WHAT IS EXPECTED:
Every entry needs to be printed exactly, please.

Figure collection entries:
------------------------------------------------------------

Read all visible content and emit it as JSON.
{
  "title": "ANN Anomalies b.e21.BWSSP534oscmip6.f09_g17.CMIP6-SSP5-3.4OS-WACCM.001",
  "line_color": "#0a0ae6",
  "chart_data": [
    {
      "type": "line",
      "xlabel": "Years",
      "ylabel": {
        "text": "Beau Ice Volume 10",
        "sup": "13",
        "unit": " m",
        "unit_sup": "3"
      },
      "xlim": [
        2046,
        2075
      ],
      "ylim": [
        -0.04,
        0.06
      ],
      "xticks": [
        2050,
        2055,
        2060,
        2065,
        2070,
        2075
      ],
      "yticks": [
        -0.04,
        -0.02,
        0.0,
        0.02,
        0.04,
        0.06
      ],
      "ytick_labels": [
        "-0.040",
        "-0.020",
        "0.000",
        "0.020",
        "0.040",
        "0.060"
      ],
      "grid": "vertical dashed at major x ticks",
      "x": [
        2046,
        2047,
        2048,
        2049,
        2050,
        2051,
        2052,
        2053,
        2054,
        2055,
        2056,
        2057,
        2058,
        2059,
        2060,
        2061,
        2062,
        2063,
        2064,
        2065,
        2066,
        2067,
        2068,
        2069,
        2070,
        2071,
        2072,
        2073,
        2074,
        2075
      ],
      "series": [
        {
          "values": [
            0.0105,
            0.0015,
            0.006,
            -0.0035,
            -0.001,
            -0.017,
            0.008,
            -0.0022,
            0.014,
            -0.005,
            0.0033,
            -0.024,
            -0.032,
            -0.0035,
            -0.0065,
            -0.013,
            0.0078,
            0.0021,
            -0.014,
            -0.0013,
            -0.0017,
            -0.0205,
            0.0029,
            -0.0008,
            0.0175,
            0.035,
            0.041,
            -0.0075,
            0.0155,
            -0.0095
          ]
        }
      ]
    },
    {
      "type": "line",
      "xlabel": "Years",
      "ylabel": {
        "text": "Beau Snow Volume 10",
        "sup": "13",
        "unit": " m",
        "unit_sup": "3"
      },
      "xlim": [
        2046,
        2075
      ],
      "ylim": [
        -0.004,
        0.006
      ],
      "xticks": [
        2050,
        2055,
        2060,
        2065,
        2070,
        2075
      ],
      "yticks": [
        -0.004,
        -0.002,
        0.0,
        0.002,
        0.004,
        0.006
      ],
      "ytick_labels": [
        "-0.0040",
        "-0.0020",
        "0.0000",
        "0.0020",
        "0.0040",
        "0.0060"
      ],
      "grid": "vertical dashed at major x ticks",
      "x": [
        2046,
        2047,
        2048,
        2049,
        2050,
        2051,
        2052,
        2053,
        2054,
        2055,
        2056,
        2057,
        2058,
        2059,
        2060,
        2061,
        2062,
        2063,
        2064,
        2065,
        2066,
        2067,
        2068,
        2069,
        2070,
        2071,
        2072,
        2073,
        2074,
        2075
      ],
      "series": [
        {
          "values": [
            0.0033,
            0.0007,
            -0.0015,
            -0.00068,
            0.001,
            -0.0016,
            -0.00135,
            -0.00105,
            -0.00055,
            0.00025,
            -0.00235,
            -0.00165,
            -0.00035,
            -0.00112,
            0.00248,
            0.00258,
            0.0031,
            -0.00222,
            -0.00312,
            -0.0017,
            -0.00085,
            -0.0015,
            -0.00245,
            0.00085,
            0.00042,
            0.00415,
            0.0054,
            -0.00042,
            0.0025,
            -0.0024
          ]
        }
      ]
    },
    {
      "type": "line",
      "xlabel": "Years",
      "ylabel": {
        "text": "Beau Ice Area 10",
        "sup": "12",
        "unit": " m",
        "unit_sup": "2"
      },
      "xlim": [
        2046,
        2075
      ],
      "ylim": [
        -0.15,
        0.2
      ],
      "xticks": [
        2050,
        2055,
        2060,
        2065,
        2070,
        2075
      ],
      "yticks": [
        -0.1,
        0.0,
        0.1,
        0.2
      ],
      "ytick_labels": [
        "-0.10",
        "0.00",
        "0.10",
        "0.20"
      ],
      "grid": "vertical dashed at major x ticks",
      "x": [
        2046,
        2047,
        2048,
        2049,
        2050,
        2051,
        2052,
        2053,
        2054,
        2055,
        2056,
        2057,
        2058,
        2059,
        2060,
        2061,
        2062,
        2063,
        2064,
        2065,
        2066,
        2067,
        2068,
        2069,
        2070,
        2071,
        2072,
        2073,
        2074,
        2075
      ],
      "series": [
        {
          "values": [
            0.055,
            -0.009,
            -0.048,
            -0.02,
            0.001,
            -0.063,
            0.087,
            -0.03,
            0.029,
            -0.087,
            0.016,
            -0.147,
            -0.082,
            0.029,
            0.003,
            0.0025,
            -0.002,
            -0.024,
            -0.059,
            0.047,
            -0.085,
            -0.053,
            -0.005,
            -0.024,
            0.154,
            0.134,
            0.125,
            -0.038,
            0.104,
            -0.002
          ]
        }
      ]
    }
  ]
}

------------------------------------------------------------

WORKED ANSWER:
Read all visible content and emit it as JSON.
{
  "title": "ANN Anomalies b.e21.BWSSP534oscmip6.f09_g17.CMIP6-SSP5-3.4OS-WACCM.001",
  "line_color": "#0a0ae6",
  "chart_data": [
    {
      "type": "line",
      "xlabel": "Years",
      "ylabel": {
        "text": "Beau Ice Volume 10",
        "sup": "13",
        "unit": " m",
        "unit_sup": "3"
      },
      "xlim": [
        2046,
        2075
      ],
      "ylim": [
        -0.04,
        0.06
      ],
      "xticks": [
        2050,
        2055,
        2060,
        2065,
        2070,
        2075
      ],
      "yticks": [
        -0.04,
        -0.02,
        0.0,
        0.02,
        0.04,
        0.06
      ],
      "ytick_labels": [
        "-0.040",
        "-0.020",
        "0.000",
        "0.020",
        "0.040",
        "0.060"
      ],
      "grid": "vertical dashed at major x ticks",
      "x": [
        2046,
        2047,
        2048,
        2049,
        2050,
        2051,
        2052,
        2053,
        2054,
        2055,
        2056,
        2057,
        2058,
        2059,
        2060,
        2061,
        2062,
        2063,
        2064,
        2065,
        2066,
        2067,
        2068,
        2069,
        2070,
        2071,
        2072,
        2073,
        2074,
        2075
      ],
      "series": [
        {
          "values": [
            0.0105,
            0.0015,
            0.006,
            -0.0035,
            -0.001,
            -0.017,
            0.008,
            -0.0022,
            0.014,
            -0.005,
            0.0033,
            -0.024,
            -0.032,
            -0.0035,
            -0.0065,
            -0.013,
            0.0078,
            0.0021,
            -0.014,
            -0.0013,
            -0.0017,
            -0.0205,
            0.0029,
            -0.0008,
            0.0175,
            0.035,
            0.041,
            -0.0075,
            0.0155,
            -0.0095
          ]
        }
      ]
    },
    {
      "type": "line",
      "xlabel": "Years",
      "ylabel": {
        "text": "Beau Snow Volume 10",
        "sup": "13",
        "unit": " m",
        "unit_sup": "3"
      },
      "xlim": [
        2046,
        2075
      ],
      "ylim": [
        -0.004,
        0.006
      ],
      "xticks": [
        2050,
        2055,
        2060,
        2065,
        2070,
        2075
      ],
      "yticks": [
        -0.004,
        -0.002,
        0.0,
        0.002,
        0.004,
        0.006
      ],
      "ytick_labels": [
        "-0.0040",
        "-0.0020",
        "0.0000",
        "0.0020",
        "0.0040",
        "0.0060"
      ],
      "grid": "vertical dashed at major x ticks",
      "x": [
        2046,
        2047,
        2048,
        2049,
        2050,
        2051,
        2052,
        2053,
        2054,
        2055,
        2056,
        2057,
        2058,
        2059,
        2060,
        2061,
        2062,
        2063,
        2064,
        2065,
        2066,
        2067,
        2068,
        2069,
        2070,
        2071,
        2072,
        2073,
        2074,
        2075
      ],
      "series": [
        {
          "values": [
            0.0033,
            0.0007,
            -0.0015,
            -0.00068,
            0.001,
            -0.0016,
            -0.00135,
            -0.00105,
            -0.00055,
            0.00025,
            -0.00235,
            -0.00165,
            -0.00035,
            -0.00112,
            0.00248,
            0.00258,
            0.0031,
            -0.00222,
            -0.00312,
            -0.0017,
            -0.00085,
            -0.0015,
            -0.00245,
            0.00085,
            0.00042,
            0.00415,
            0.0054,
            -0.00042,
            0.0025,
            -0.0024
          ]
        }
      ]
    },
    {
      "type": "line",
      "xlabel": "Years",
      "ylabel": {
        "text": "Beau Ice Area 10",
        "sup": "12",
        "unit": " m",
        "unit_sup": "2"
      },
      "xlim": [
        2046,
        2075
      ],
      "ylim": [
        -0.15,
        0.2
      ],
      "xticks": [
        2050,
        2055,
        2060,
        2065,
        2070,
        2075
      ],
      "yticks": [
        -0.1,
        0.0,
        0.1,
        0.2
      ],
      "ytick_labels": [
        "-0.10",
        "0.00",
        "0.10",
        "0.20"
      ],
      "grid": "vertical dashed at major x ticks",
      "x": [
        2046,
        2047,
        2048,
        2049,
        2050,
        2051,
        2052,
        2053,
        2054,
        2055,
        2056,
        2057,
        2058,
        2059,
        2060,
        2061,
        2062,
        2063,
        2064,
        2065,
        2066,
        2067,
        2068,
        2069,
        2070,
        2071,
        2072,
        2073,
        2074,
        2075
      ],
      "series": [
        {
          "values": [
            0.055,
            -0.009,
            -0.048,
            -0.02,
            0.001,
            -0.063,
            0.087,
            -0.03,
            0.029,
            -0.087,
            0.016,
            -0.147,
            -0.082,
            0.029,
            0.003,
            0.0025,
            -0.002,
            -0.024,
            -0.059,
            0.047,
            -0.085,
            -0.053,
            -0.005,
            -0.024,
            0.154,
            0.134,
            0.125,
            -0.038,
            0.104,
            -0.002
          ]
        }
      ]
    }
  ]
}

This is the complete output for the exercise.